# Work required:
Return the records exactly as they are.
======== Source records
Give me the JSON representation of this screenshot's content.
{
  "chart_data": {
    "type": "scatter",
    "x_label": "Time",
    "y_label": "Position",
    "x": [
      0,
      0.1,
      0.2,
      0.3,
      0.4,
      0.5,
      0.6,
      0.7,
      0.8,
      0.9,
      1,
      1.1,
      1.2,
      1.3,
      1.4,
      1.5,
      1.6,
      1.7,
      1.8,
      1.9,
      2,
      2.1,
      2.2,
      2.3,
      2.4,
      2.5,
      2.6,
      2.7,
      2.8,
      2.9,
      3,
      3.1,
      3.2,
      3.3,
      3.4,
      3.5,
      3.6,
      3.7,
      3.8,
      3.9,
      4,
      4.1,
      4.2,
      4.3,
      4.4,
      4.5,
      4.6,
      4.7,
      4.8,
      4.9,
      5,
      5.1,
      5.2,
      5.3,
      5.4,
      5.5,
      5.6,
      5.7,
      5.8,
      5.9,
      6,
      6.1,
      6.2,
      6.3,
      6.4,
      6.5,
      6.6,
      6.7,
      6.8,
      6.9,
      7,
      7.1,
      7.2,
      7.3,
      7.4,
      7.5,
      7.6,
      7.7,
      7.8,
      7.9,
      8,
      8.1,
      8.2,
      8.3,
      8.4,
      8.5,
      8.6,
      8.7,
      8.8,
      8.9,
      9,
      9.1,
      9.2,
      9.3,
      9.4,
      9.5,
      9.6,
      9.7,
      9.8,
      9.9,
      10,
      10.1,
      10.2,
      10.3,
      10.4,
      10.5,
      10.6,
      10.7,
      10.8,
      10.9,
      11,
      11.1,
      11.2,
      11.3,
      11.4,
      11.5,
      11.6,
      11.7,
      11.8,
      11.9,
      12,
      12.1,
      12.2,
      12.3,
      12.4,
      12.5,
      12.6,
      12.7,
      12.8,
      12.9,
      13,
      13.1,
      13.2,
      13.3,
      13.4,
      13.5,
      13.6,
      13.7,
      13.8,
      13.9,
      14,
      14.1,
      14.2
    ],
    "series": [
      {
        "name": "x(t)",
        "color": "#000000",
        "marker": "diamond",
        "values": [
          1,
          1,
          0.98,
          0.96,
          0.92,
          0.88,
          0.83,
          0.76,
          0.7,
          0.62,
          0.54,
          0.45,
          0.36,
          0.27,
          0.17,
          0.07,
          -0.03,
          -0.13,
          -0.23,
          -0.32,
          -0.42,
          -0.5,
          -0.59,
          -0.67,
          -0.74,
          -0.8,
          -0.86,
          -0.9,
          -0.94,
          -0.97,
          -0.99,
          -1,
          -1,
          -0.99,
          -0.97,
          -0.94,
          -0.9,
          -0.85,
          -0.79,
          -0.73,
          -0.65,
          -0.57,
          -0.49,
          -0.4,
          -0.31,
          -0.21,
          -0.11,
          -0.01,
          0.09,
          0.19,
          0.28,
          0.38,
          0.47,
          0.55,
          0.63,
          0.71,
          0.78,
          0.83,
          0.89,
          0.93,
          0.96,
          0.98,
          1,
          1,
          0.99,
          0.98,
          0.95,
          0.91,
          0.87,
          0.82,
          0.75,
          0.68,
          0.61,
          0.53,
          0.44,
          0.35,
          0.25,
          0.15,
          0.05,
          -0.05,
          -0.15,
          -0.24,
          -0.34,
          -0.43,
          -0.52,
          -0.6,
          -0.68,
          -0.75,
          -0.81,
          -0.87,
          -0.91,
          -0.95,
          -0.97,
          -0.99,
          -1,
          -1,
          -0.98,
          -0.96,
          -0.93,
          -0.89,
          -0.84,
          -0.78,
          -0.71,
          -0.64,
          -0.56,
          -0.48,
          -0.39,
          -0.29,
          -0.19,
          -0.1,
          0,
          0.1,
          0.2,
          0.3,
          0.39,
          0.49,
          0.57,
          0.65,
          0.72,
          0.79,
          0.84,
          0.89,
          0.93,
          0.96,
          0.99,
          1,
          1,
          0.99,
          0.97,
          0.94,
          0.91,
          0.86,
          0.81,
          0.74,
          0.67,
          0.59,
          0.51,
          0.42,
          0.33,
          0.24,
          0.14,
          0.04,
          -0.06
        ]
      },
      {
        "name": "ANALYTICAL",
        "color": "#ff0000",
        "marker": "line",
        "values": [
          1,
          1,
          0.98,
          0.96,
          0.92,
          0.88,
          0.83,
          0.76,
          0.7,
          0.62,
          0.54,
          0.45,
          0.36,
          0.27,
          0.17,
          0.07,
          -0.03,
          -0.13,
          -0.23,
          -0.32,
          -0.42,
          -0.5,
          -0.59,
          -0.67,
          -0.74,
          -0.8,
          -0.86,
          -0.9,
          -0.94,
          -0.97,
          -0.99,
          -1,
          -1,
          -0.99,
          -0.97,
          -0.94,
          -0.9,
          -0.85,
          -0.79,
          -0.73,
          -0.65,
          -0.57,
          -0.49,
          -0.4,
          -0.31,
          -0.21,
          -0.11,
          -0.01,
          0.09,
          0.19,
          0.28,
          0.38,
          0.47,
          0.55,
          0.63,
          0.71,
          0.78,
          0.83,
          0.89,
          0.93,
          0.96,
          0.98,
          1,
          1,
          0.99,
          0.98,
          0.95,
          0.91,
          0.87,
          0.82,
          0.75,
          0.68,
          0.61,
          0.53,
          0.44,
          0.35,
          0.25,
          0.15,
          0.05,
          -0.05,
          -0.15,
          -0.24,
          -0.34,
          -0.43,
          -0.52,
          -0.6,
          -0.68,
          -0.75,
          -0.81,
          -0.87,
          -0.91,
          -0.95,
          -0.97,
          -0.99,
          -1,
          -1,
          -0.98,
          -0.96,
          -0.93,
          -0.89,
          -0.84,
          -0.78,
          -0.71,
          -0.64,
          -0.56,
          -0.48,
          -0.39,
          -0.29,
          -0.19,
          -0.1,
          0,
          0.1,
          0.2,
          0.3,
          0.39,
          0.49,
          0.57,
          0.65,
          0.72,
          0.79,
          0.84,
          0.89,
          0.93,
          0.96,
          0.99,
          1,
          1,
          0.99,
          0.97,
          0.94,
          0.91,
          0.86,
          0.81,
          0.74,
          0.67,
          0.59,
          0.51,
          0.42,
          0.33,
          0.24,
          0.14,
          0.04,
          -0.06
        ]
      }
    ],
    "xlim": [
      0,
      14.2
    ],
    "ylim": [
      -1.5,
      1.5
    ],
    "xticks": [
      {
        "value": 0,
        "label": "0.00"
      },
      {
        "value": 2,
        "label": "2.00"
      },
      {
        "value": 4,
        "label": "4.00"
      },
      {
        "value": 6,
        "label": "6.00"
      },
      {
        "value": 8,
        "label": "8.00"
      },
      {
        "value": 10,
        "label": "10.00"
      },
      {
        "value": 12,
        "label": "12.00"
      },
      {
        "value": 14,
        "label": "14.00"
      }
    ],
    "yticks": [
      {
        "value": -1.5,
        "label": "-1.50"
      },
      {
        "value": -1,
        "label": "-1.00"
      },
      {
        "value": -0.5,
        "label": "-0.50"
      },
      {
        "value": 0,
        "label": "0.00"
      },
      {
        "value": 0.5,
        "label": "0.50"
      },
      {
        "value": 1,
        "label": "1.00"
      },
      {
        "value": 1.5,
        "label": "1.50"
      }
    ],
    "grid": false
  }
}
================
# Task output:
Give me the JSON representation of this screenshot's content.
{
  "chart_data": {
    "type": "scatter",
    "x_label": "Time",
    "y_label": "Position",
    "x": [
      0,
      0.1,
      0.2,
      0.3,
      0.4,
      0.5,
      0.6,
      0.7,
      0.8,
      0.9,
      1,
      1.1,
      1.2,
      1.3,
      1.4,
      1.5,
      1.6,
      1.7,
      1.8,
      1.9,
      2,
      2.1,
      2.2,
      2.3,
      2.4,
      2.5,
      2.6,
      2.7,
      2.8,
      2.9,
      3,
      3.1,
      3.2,
      3.3,
      3.4,
      3.5,
      3.6,
      3.7,
      3.8,
      3.9,
      4,
      4.1,
      4.2,
      4.3,
      4.4,
      4.5,
      4.6,
      4.7,
      4.8,
      4.9,
      5,
      5.1,
      5.2,
      5.3,
      5.4,
      5.5,
      5.6,
      5.7,
      5.8,
      5.9,
      6,
      6.1,
      6.2,
      6.3,
      6.4,
      6.5,
      6.6,
      6.7,
      6.8,
      6.9,
      7,
      7.1,
      7.2,
      7.3,
      7.4,
      7.5,
      7.6,
      7.7,
      7.8,
      7.9,
      8,
      8.1,
      8.2,
      8.3,
      8.4,
      8.5,
      8.6,
      8.7,
      8.8,
      8.9,
      9,
      9.1,
      9.2,
      9.3,
      9.4,
      9.5,
      9.6,
      9.7,
      9.8,
      9.9,
      10,
      10.1,
      10.2,
      10.3,
      10.4,
      10.5,
      10.6,
      10.7,
      10.8,
      10.9,
      11,
      11.1,
      11.2,
      11.3,
      11.4,
      11.5,
      11.6,
      11.7,
      11.8,
      11.9,
      12,
      12.1,
      12.2,
      12.3,
      12.4,
      12.5,
      12.6,
      12.7,
      12.8,
      12.9,
      13,
      13.1,
      13.2,
      13.3,
      13.4,
      13.5,
      13.6,
      13.7,
      13.8,
      13.9,
      14,
      14.1,
      14.2
    ],
    "series": [
      {
        "name": "x(t)",
        "color": "#000000",
        "marker": "diamond",
        "values": [
          1,
          1,
          0.98,
          0.96,
          0.92,
          0.88,
          0.83,
          0.76,
          0.7,
          0.62,
          0.54,
          0.45,
          0.36,
          0.27,
          0.17,
          0.07,
          -0.03,
          -0.13,
          -0.23,
          -0.32,
          -0.42,
          -0.5,
          -0.59,
          -0.67,
          -0.74,
          -0.8,
          -0.86,
          -0.9,
          -0.94,
          -0.97,
          -0.99,
          -1,
          -1,
          -0.99,
          -0.97,
          -0.94,
          -0.9,
          -0.85,
          -0.79,
          -0.73,
          -0.65,
          -0.57,
          -0.49,
          -0.4,
          -0.31,
          -0.21,
          -0.11,
          -0.01,
          0.09,
          0.19,
          0.28,
          0.38,
          0.47,
          0.55,
          0.63,
          0.71,
          0.78,
          0.83,
          0.89,
          0.93,
          0.96,
          0.98,
          1,
          1,
          0.99,
          0.98,
          0.95,
          0.91,
          0.87,
          0.82,
          0.75,
          0.68,
          0.61,
          0.53,
          0.44,
          0.35,
          0.25,
          0.15,
          0.05,
          -0.05,
          -0.15,
          -0.24,
          -0.34,
          -0.43,
          -0.52,
          -0.6,
          -0.68,
          -0.75,
          -0.81,
          -0.87,
          -0.91,
          -0.95,
          -0.97,
          -0.99,
          -1,
          -1,
          -0.98,
          -0.96,
          -0.93,
          -0.89,
          -0.84,
          -0.78,
          -0.71,
          -0.64,
          -0.56,
          -0.48,
          -0.39,
          -0.29,
          -0.19,
          -0.1,
          0,
          0.1,
          0.2,
          0.3,
          0.39,
          0.49,
          0.57,
          0.65,
          0.72,
          0.79,
          0.84,
          0.89,
          0.93,
          0.96,
          0.99,
          1,
          1,
          0.99,
          0.97,
          0.94,
          0.91,
          0.86,
          0.81,
          0.74,
          0.67,
          0.59,
          0.51,
          0.42,
          0.33,
          0.24,
          0.14,
          0.04,
          -0.06
        ]
      },
      {
        "name": "ANALYTICAL",
        "color": "#ff0000",
        "marker": "line",
        "values": [
          1,
          1,
          0.98,
          0.96,
          0.92,
          0.88,
          0.83,
          0.76,
          0.7,
          0.62,
          0.54,
          0.45,
          0.36,
          0.27,
          0.17,
          0.07,
          -0.03,
          -0.13,
          -0.23,
          -0.32,
          -0.42,
          -0.5,
          -0.59,
          -0.67,
          -0.74,
          -0.8,
          -0.86,
          -0.9,
          -0.94,
          -0.97,
          -0.99,
          -1,
          -1,
          -0.99,
          -0.97,
          -0.94,
          -0.9,
          -0.85,
          -0.79,
          -0.73,
          -0.65,
          -0.57,
          -0.49,
          -0.4,
          -0.31,
          -0.21,
          -0.11,
          -0.01,
          0.09,
          0.19,
          0.28,
          0.38,
          0.47,
          0.55,
          0.63,
          0.71,
          0.78,
          0.83,
          0.89,
          0.93,
          0.96,
          0.98,
          1,
          1,
          0.99,
          0.98,
          0.95,
          0.91,
          0.87,
          0.82,
          0.75,
          0.68,
          0.61,
          0.53,
          0.44,
          0.35,
          0.25,
          0.15,
          0.05,
          -0.05,
          -0.15,
          -0.24,
          -0.34,
          -0.43,
          -0.52,
          -0.6,
          -0.68,
          -0.75,
          -0.81,
          -0.87,
          -0.91,
          -0.95,
          -0.97,
          -0.99,
          -1,
          -1,
          -0.98,
          -0.96,
          -0.93,
          -0.89,
          -0.84,
          -0.78,
          -0.71,
          -0.64,
          -0.56,
          -0.48,
          -0.39,
          -0.29,
          -0.19,
          -0.1,
          0,
          0.1,
          0.2,
          0.3,
          0.39,
          0.49,
          0.57,
          0.65,
          0.72,
          0.79,
          0.84,
          0.89,
          0.93,
          0.96,
          0.99,
          1,
          1,
          0.99,
          0.97,
          0.94,
          0.91,
          0.86,
          0.81,
          0.74,
          0.67,
          0.59,
          0.51,
          0.42,
          0.33,
          0.24,
          0.14,
          0.04,
          -0.06
        ]
      }
    ],
    "xlim": [
      0,
      14.2
    ],
    "ylim": [
      -1.5,
      1.5
    ],
    "xticks": [
      {
        "value": 0,
        "label": "0.00"
      },
      {
        "value": 2,
        "label": "2.00"
      },
      {
        "value": 4,
        "label": "4.00"
      },
      {
        "value": 6,
        "label": "6.00"
      },
      {
        "value": 8,
        "label": "8.00"
      },
      {
        "value": 10,
        "label": "10.00"
      },
      {
        "value": 12,
        "label": "12.00"
      },
      {
        "value": 14,
        "label": "14.00"
      }
    ],
    "yticks": [
      {
        "value": -1.5,
        "label": "-1.50"
      },
      {
        "value": -1,
        "label": "-1.00"
      },
      {
        "value": -0.5,
        "label": "-0.50"
      },
      {
        "value": 0,
        "label": "0.00"
      },
      {
        "value": 0.5,
        "label": "0.50"
      },
      {
        "value": 1,
        "label": "1.00"
      },
      {
        "value": 1.5,
        "label": "1.50"
      }
    ],
    "grid": false
  }
}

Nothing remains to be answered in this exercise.